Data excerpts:
>>>>>

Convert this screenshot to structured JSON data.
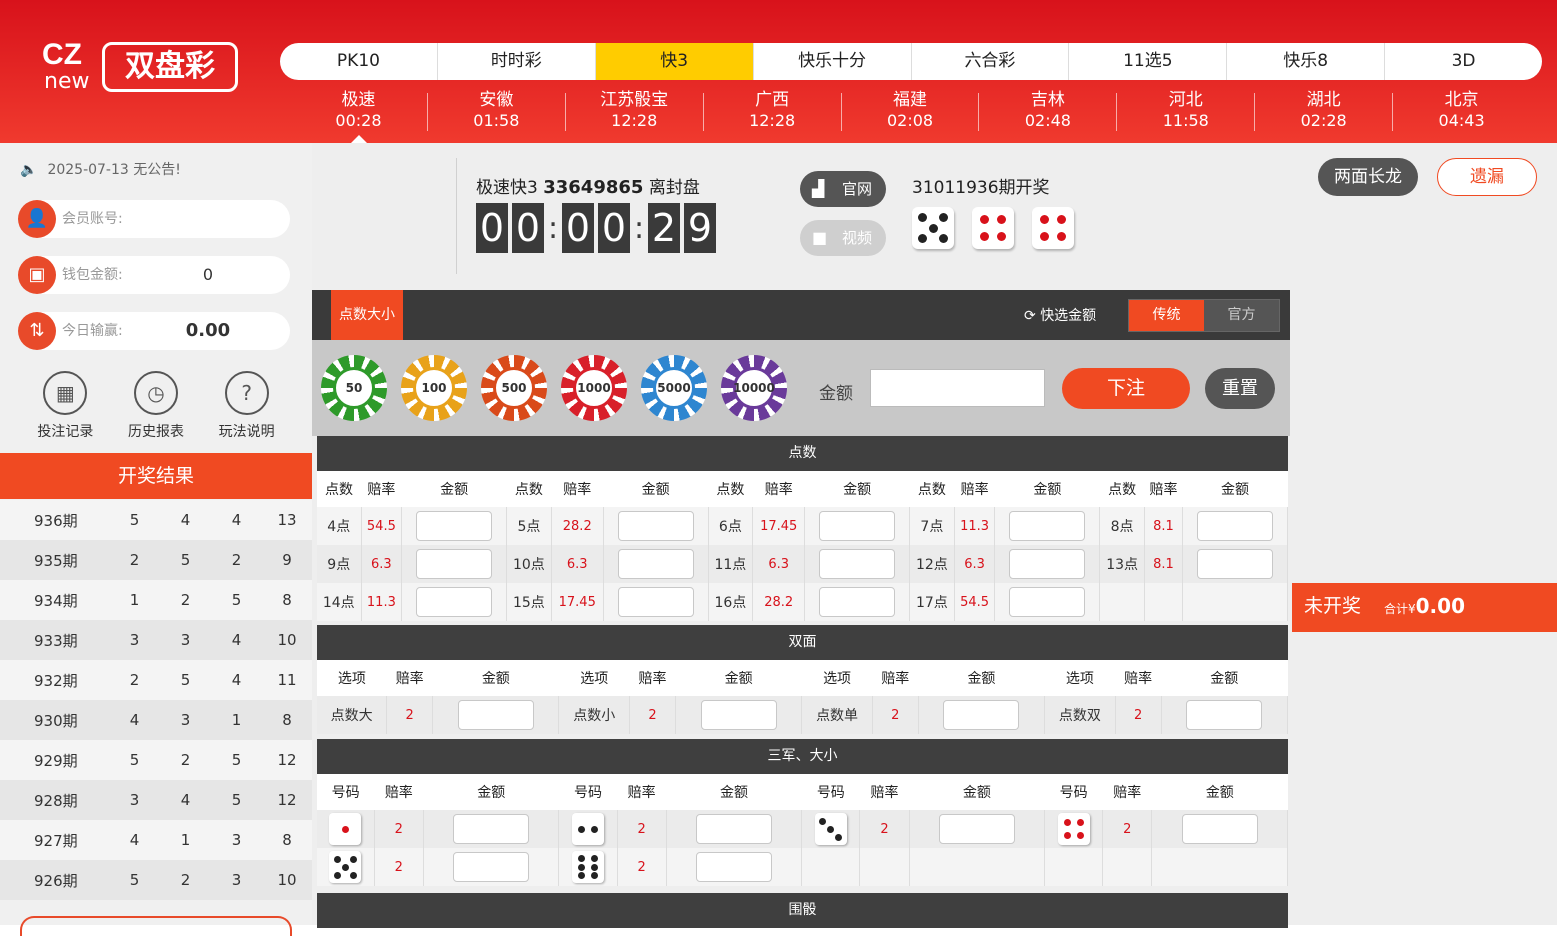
{
  "logo": {
    "cz": "CZ",
    "new": "new",
    "name": "双盘彩"
  },
  "top_tabs": [
    "PK10",
    "时时彩",
    "快3",
    "快乐十分",
    "六合彩",
    "11选5",
    "快乐8",
    "3D"
  ],
  "active_top_tab": "快3",
  "sub_games": [
    {
      "name": "极速",
      "time": "00:28"
    },
    {
      "name": "安徽",
      "time": "01:58"
    },
    {
      "name": "江苏骰宝",
      "time": "12:28"
    },
    {
      "name": "广西",
      "time": "12:28"
    },
    {
      "name": "福建",
      "time": "02:08"
    },
    {
      "name": "吉林",
      "time": "02:48"
    },
    {
      "name": "河北",
      "time": "11:58"
    },
    {
      "name": "湖北",
      "time": "02:28"
    },
    {
      "name": "北京",
      "time": "04:43"
    }
  ],
  "sidebar": {
    "notice": "2025-07-13 无公告!",
    "member_label": "会员账号:",
    "wallet_label": "钱包金额:",
    "wallet_value": "0",
    "today_label": "今日输赢:",
    "today_value": "0.00",
    "tools": [
      "投注记录",
      "历史报表",
      "玩法说明"
    ],
    "results_title": "开奖结果",
    "results": [
      {
        "p": "936期",
        "a": "5",
        "b": "4",
        "c": "4",
        "s": "13"
      },
      {
        "p": "935期",
        "a": "2",
        "b": "5",
        "c": "2",
        "s": "9"
      },
      {
        "p": "934期",
        "a": "1",
        "b": "2",
        "c": "5",
        "s": "8"
      },
      {
        "p": "933期",
        "a": "3",
        "b": "3",
        "c": "4",
        "s": "10"
      },
      {
        "p": "932期",
        "a": "2",
        "b": "5",
        "c": "4",
        "s": "11"
      },
      {
        "p": "930期",
        "a": "4",
        "b": "3",
        "c": "1",
        "s": "8"
      },
      {
        "p": "929期",
        "a": "5",
        "b": "2",
        "c": "5",
        "s": "12"
      },
      {
        "p": "928期",
        "a": "3",
        "b": "4",
        "c": "5",
        "s": "12"
      },
      {
        "p": "927期",
        "a": "4",
        "b": "1",
        "c": "3",
        "s": "8"
      },
      {
        "p": "926期",
        "a": "5",
        "b": "2",
        "c": "3",
        "s": "10"
      }
    ]
  },
  "game": {
    "name": "极速快3",
    "issue": "33649865",
    "status": "离封盘",
    "countdown": [
      "0",
      "0",
      "0",
      "0",
      "2",
      "9"
    ],
    "official_label": "官网",
    "video_label": "视频",
    "last_issue": "31011936期开奖",
    "last_dice": [
      5,
      4,
      4
    ]
  },
  "bet": {
    "tab": "点数大小",
    "quick_label": "快选金额",
    "mode_traditional": "传统",
    "mode_official": "官方",
    "chips": [
      "50",
      "100",
      "500",
      "1000",
      "5000",
      "10000"
    ],
    "amount_label": "金额",
    "bet_button": "下注",
    "reset_button": "重置"
  },
  "points": {
    "title": "点数",
    "h_item": "点数",
    "h_odds": "赔率",
    "h_amount": "金额",
    "rows": [
      [
        {
          "k": "4点",
          "o": "54.5"
        },
        {
          "k": "5点",
          "o": "28.2"
        },
        {
          "k": "6点",
          "o": "17.45"
        },
        {
          "k": "7点",
          "o": "11.3"
        },
        {
          "k": "8点",
          "o": "8.1"
        }
      ],
      [
        {
          "k": "9点",
          "o": "6.3"
        },
        {
          "k": "10点",
          "o": "6.3"
        },
        {
          "k": "11点",
          "o": "6.3"
        },
        {
          "k": "12点",
          "o": "6.3"
        },
        {
          "k": "13点",
          "o": "8.1"
        }
      ],
      [
        {
          "k": "14点",
          "o": "11.3"
        },
        {
          "k": "15点",
          "o": "17.45"
        },
        {
          "k": "16点",
          "o": "28.2"
        },
        {
          "k": "17点",
          "o": "54.5"
        }
      ]
    ]
  },
  "double": {
    "title": "双面",
    "h_item": "选项",
    "h_odds": "赔率",
    "h_amount": "金额",
    "items": [
      {
        "k": "点数大",
        "o": "2"
      },
      {
        "k": "点数小",
        "o": "2"
      },
      {
        "k": "点数单",
        "o": "2"
      },
      {
        "k": "点数双",
        "o": "2"
      }
    ]
  },
  "sanjun": {
    "title": "三军、大小",
    "h_item": "号码",
    "h_odds": "赔率",
    "h_amount": "金额",
    "rows": [
      [
        {
          "d": 1,
          "o": "2"
        },
        {
          "d": 2,
          "o": "2"
        },
        {
          "d": 3,
          "o": "2"
        },
        {
          "d": 4,
          "o": "2"
        }
      ],
      [
        {
          "d": 5,
          "o": "2"
        },
        {
          "d": 6,
          "o": "2"
        }
      ]
    ]
  },
  "weitou": {
    "title": "围骰"
  },
  "right": {
    "longdragon": "两面长龙",
    "missing": "遗漏",
    "status": "未开奖",
    "total_label": "合计¥",
    "total_value": "0.00"
  },
  "colors": {
    "brand_red": "#f04a22",
    "header_red": "#d8121b",
    "active_tab": "#ffcc00",
    "odds_red": "#d8121b"
  }
}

<<<<<

● **DIRECTION**
What comes back should match the records exactly, minus any pictures.

● **ANSWER TO THIS PROBLEM**
Convert this screenshot to structured JSON data.
{
  "logo": {
    "cz": "CZ",
    "new": "new",
    "name": "双盘彩"
  },
  "top_tabs": [
    "PK10",
    "时时彩",
    "快3",
    "快乐十分",
    "六合彩",
    "11选5",
    "快乐8",
    "3D"
  ],
  "active_top_tab": "快3",
  "sub_games": [
    {
      "name": "极速",
      "time": "00:28"
    },
    {
      "name": "安徽",
      "time": "01:58"
    },
    {
      "name": "江苏骰宝",
      "time": "12:28"
    },
    {
      "name": "广西",
      "time": "12:28"
    },
    {
      "name": "福建",
      "time": "02:08"
    },
    {
      "name": "吉林",
      "time": "02:48"
    },
    {
      "name": "河北",
      "time": "11:58"
    },
    {
      "name": "湖北",
      "time": "02:28"
    },
    {
      "name": "北京",
      "time": "04:43"
    }
  ],
  "sidebar": {
    "notice": "2025-07-13 无公告!",
    "member_label": "会员账号:",
    "wallet_label": "钱包金额:",
    "wallet_value": "0",
    "today_label": "今日输赢:",
    "today_value": "0.00",
    "tools": [
      "投注记录",
      "历史报表",
      "玩法说明"
    ],
    "results_title": "开奖结果",
    "results": [
      {
        "p": "936期",
        "a": "5",
        "b": "4",
        "c": "4",
        "s": "13"
      },
      {
        "p": "935期",
        "a": "2",
        "b": "5",
        "c": "2",
        "s": "9"
      },
      {
        "p": "934期",
        "a": "1",
        "b": "2",
        "c": "5",
        "s": "8"
      },
      {
        "p": "933期",
        "a": "3",
        "b": "3",
        "c": "4",
        "s": "10"
      },
      {
        "p": "932期",
        "a": "2",
        "b": "5",
        "c": "4",
        "s": "11"
      },
      {
        "p": "930期",
        "a": "4",
        "b": "3",
        "c": "1",
        "s": "8"
      },
      {
        "p": "929期",
        "a": "5",
        "b": "2",
        "c": "5",
        "s": "12"
      },
      {
        "p": "928期",
        "a": "3",
        "b": "4",
        "c": "5",
        "s": "12"
      },
      {
        "p": "927期",
        "a": "4",
        "b": "1",
        "c": "3",
        "s": "8"
      },
      {
        "p": "926期",
        "a": "5",
        "b": "2",
        "c": "3",
        "s": "10"
      }
    ]
  },
  "game": {
    "name": "极速快3",
    "issue": "33649865",
    "status": "离封盘",
    "countdown": [
      "0",
      "0",
      "0",
      "0",
      "2",
      "9"
    ],
    "official_label": "官网",
    "video_label": "视频",
    "last_issue": "31011936期开奖",
    "last_dice": [
      5,
      4,
      4
    ]
  },
  "bet": {
    "tab": "点数大小",
    "quick_label": "快选金额",
    "mode_traditional": "传统",
    "mode_official": "官方",
    "chips": [
      "50",
      "100",
      "500",
      "1000",
      "5000",
      "10000"
    ],
    "amount_label": "金额",
    "bet_button": "下注",
    "reset_button": "重置"
  },
  "points": {
    "title": "点数",
    "h_item": "点数",
    "h_odds": "赔率",
    "h_amount": "金额",
    "rows": [
      [
        {
          "k": "4点",
          "o": "54.5"
        },
        {
          "k": "5点",
          "o": "28.2"
        },
        {
          "k": "6点",
          "o": "17.45"
        },
        {
          "k": "7点",
          "o": "11.3"
        },
        {
          "k": "8点",
          "o": "8.1"
        }
      ],
      [
        {
          "k": "9点",
          "o": "6.3"
        },
        {
          "k": "10点",
          "o": "6.3"
        },
        {
          "k": "11点",
          "o": "6.3"
        },
        {
          "k": "12点",
          "o": "6.3"
        },
        {
          "k": "13点",
          "o": "8.1"
        }
      ],
      [
        {
          "k": "14点",
          "o": "11.3"
        },
        {
          "k": "15点",
          "o": "17.45"
        },
        {
          "k": "16点",
          "o": "28.2"
        },
        {
          "k": "17点",
          "o": "54.5"
        }
      ]
    ]
  },
  "double": {
    "title": "双面",
    "h_item": "选项",
    "h_odds": "赔率",
    "h_amount": "金额",
    "items": [
      {
        "k": "点数大",
        "o": "2"
      },
      {
        "k": "点数小",
        "o": "2"
      },
      {
        "k": "点数单",
        "o": "2"
      },
      {
        "k": "点数双",
        "o": "2"
      }
    ]
  },
  "sanjun": {
    "title": "三军、大小",
    "h_item": "号码",
    "h_odds": "赔率",
    "h_amount": "金额",
    "rows": [
      [
        {
          "d": 1,
          "o": "2"
        },
        {
          "d": 2,
          "o": "2"
        },
        {
          "d": 3,
          "o": "2"
        },
        {
          "d": 4,
          "o": "2"
        }
      ],
      [
        {
          "d": 5,
          "o": "2"
        },
        {
          "d": 6,
          "o": "2"
        }
      ]
    ]
  },
  "weitou": {
    "title": "围骰"
  },
  "right": {
    "longdragon": "两面长龙",
    "missing": "遗漏",
    "status": "未开奖",
    "total_label": "合计¥",
    "total_value": "0.00"
  },
  "colors": {
    "brand_red": "#f04a22",
    "header_red": "#d8121b",
    "active_tab": "#ffcc00",
    "odds_red": "#d8121b"
  }
}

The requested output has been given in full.